## THE EXERCISE
Write out all the entries word for word and omit any pictures.

## RECORDS PROVIDED

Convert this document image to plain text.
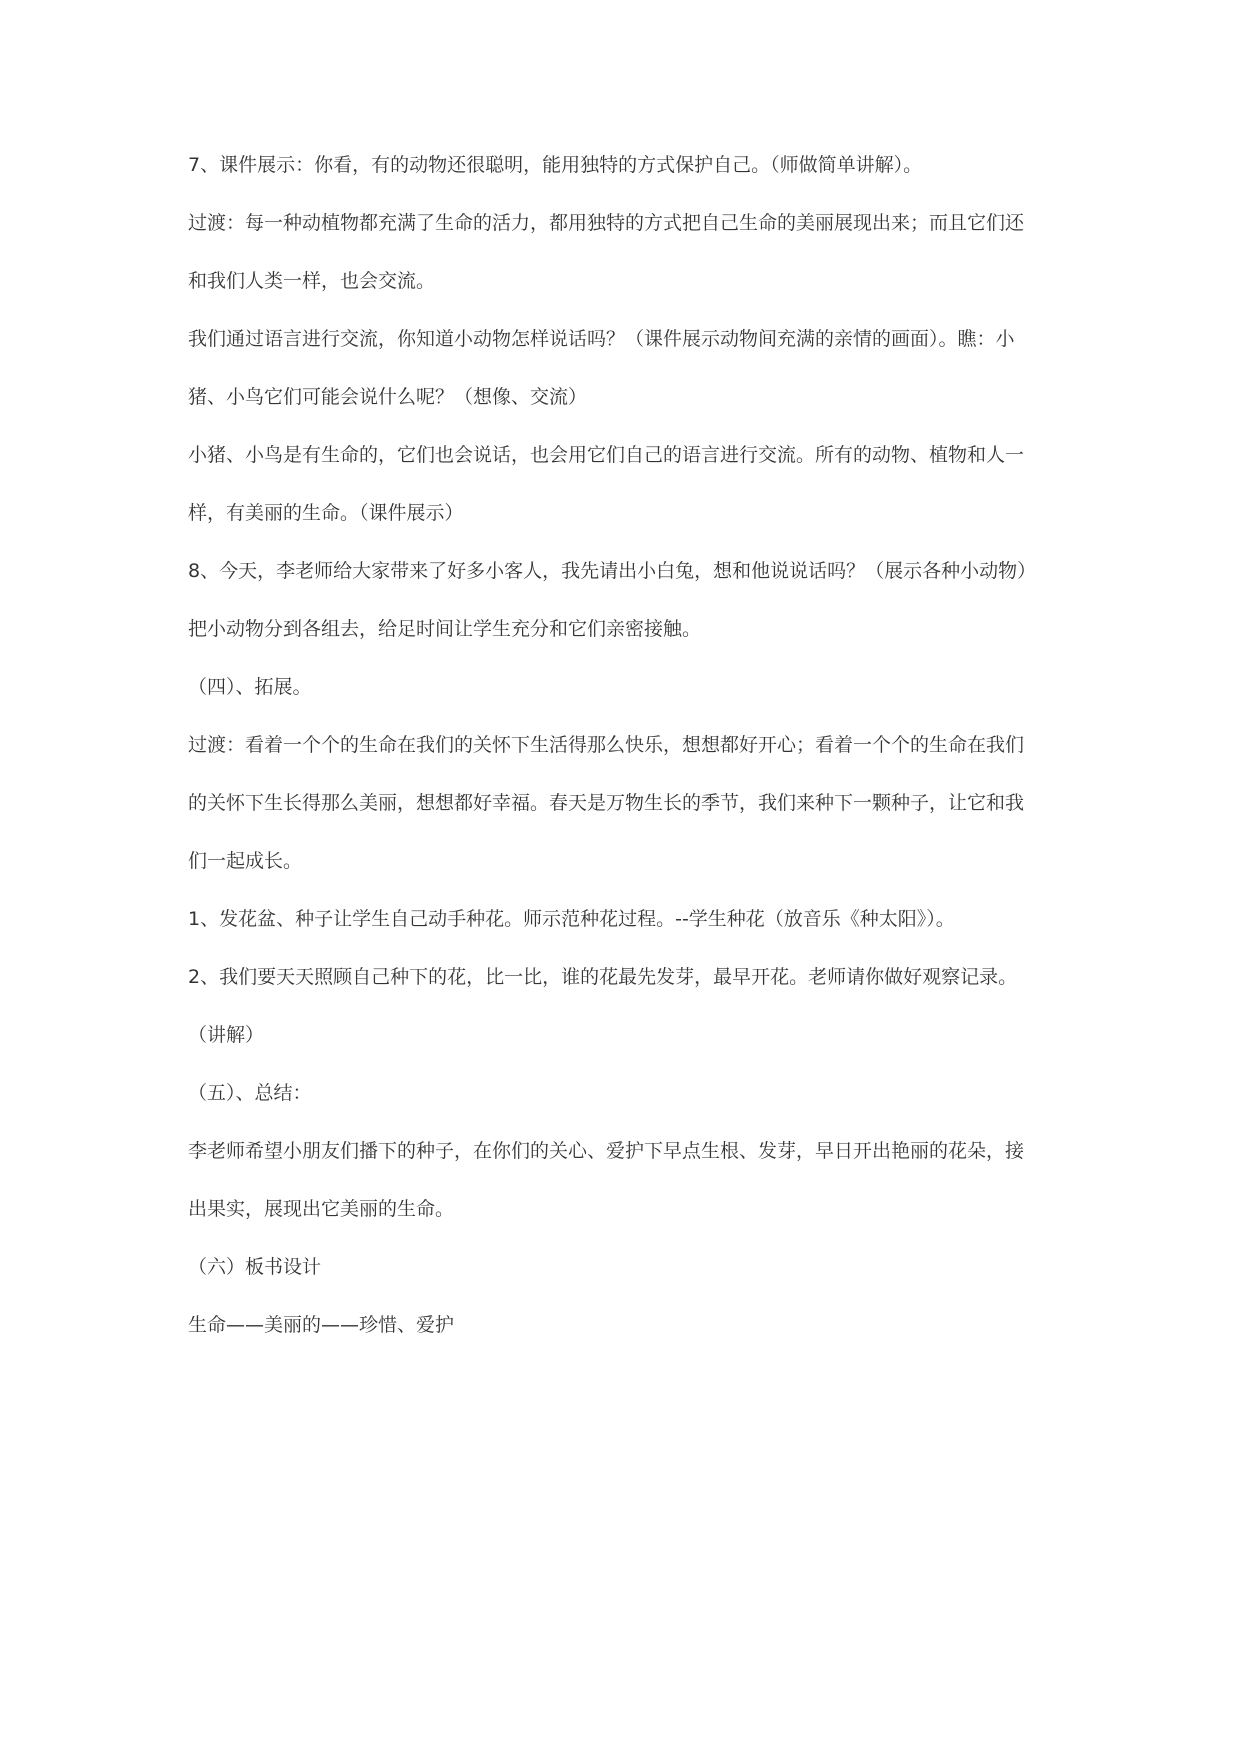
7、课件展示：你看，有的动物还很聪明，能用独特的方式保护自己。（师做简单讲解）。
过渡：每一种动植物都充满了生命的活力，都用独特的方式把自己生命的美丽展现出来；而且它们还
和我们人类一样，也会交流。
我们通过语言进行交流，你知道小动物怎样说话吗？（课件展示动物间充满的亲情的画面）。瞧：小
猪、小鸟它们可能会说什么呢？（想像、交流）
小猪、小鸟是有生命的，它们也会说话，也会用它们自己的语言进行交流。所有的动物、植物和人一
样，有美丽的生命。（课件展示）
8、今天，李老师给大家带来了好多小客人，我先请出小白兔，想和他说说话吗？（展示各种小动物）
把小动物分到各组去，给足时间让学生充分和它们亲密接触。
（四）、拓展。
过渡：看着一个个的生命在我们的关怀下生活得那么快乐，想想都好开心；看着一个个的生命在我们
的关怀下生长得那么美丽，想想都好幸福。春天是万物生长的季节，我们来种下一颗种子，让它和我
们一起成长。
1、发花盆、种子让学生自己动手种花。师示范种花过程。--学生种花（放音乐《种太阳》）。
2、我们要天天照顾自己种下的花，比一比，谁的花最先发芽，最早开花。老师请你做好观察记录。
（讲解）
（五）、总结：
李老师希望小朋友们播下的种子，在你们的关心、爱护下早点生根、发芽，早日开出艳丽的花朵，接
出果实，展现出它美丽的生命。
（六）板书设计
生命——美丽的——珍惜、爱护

## RESULT
Convert this document image to plain text.
7、课件展示：你看，有的动物还很聪明，能用独特的方式保护自己。（师做简单讲解）。
过渡：每一种动植物都充满了生命的活力，都用独特的方式把自己生命的美丽展现出来；而且它们还
和我们人类一样，也会交流。
我们通过语言进行交流，你知道小动物怎样说话吗？（课件展示动物间充满的亲情的画面）。瞧：小
猪、小鸟它们可能会说什么呢？（想像、交流）
小猪、小鸟是有生命的，它们也会说话，也会用它们自己的语言进行交流。所有的动物、植物和人一
样，有美丽的生命。（课件展示）
8、今天，李老师给大家带来了好多小客人，我先请出小白兔，想和他说说话吗？（展示各种小动物）
把小动物分到各组去，给足时间让学生充分和它们亲密接触。
（四）、拓展。
过渡：看着一个个的生命在我们的关怀下生活得那么快乐，想想都好开心；看着一个个的生命在我们
的关怀下生长得那么美丽，想想都好幸福。春天是万物生长的季节，我们来种下一颗种子，让它和我
们一起成长。
1、发花盆、种子让学生自己动手种花。师示范种花过程。--学生种花（放音乐《种太阳》）。
2、我们要天天照顾自己种下的花，比一比，谁的花最先发芽，最早开花。老师请你做好观察记录。
（讲解）
（五）、总结：
李老师希望小朋友们播下的种子，在你们的关心、爱护下早点生根、发芽，早日开出艳丽的花朵，接
出果实，展现出它美丽的生命。
（六）板书设计
生命——美丽的——珍惜、爱护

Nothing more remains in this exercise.